## SET EXERCISE
In the listing that follows, how many lines contain "pressure"? Give the number only.

## RECORDS TO USE

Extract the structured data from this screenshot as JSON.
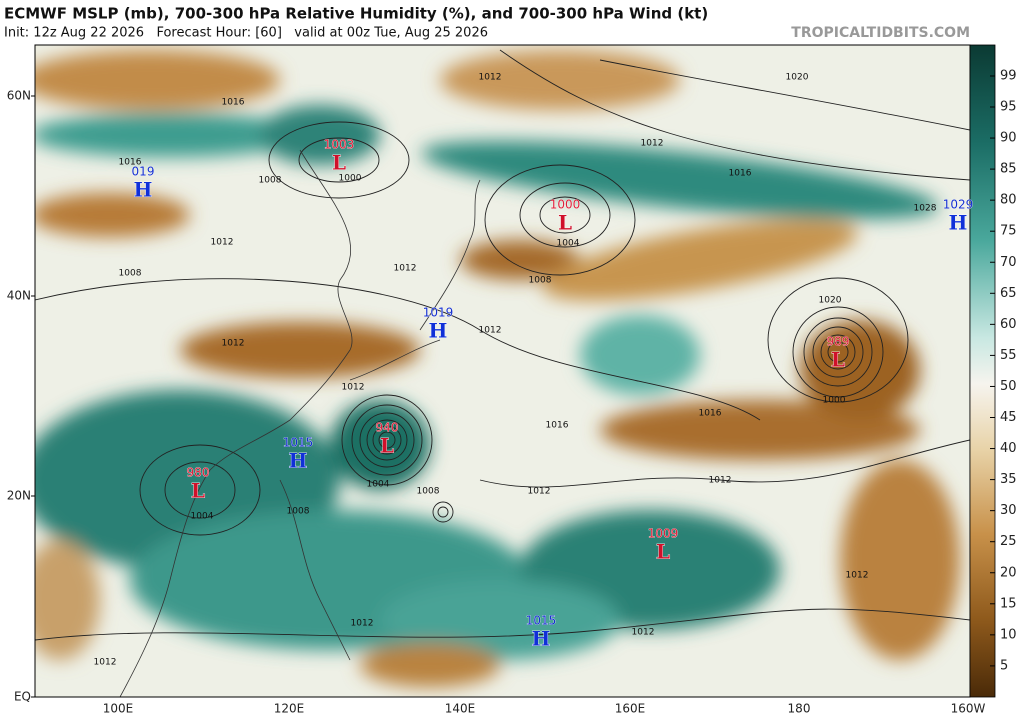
{
  "header": {
    "title": "ECMWF MSLP (mb), 700-300 hPa Relative Humidity (%), and 700-300 hPa Wind (kt)",
    "subtitle": "Init: 12z Aug 22 2026   Forecast Hour: [60]   valid at 00z Tue, Aug 25 2026",
    "watermark": "TROPICALTIDBITS.COM"
  },
  "map": {
    "lat_labels": [
      "60N",
      "40N",
      "20N",
      "EQ"
    ],
    "lon_labels": [
      "100E",
      "120E",
      "140E",
      "160E",
      "180",
      "160W"
    ],
    "centers": [
      {
        "letter": "H",
        "pressure": "019"
      },
      {
        "letter": "L",
        "pressure": "1003"
      },
      {
        "letter": "L",
        "pressure": "1000"
      },
      {
        "letter": "H",
        "pressure": "1029"
      },
      {
        "letter": "H",
        "pressure": "1019"
      },
      {
        "letter": "L",
        "pressure": "989"
      },
      {
        "letter": "H",
        "pressure": "1015"
      },
      {
        "letter": "L",
        "pressure": "940"
      },
      {
        "letter": "L",
        "pressure": "980"
      },
      {
        "letter": "L",
        "pressure": "1009"
      },
      {
        "letter": "H",
        "pressure": "1015"
      }
    ],
    "isobar_labels": [
      "1012",
      "1004",
      "1000",
      "1016",
      "1008",
      "1012",
      "1012",
      "1016",
      "1004",
      "1012",
      "1020",
      "1028",
      "1008",
      "1012",
      "1016",
      "1020",
      "1016",
      "1012",
      "1004",
      "1008",
      "1012",
      "1016",
      "1012",
      "1008",
      "1012",
      "1012",
      "1012",
      "1012",
      "1012",
      "1000",
      "1008"
    ]
  },
  "colorbar": {
    "labels": [
      "99",
      "95",
      "90",
      "85",
      "80",
      "75",
      "70",
      "65",
      "60",
      "55",
      "50",
      "45",
      "40",
      "35",
      "30",
      "25",
      "20",
      "15",
      "10",
      "5"
    ]
  }
}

## EXPECTED OUTPUT
11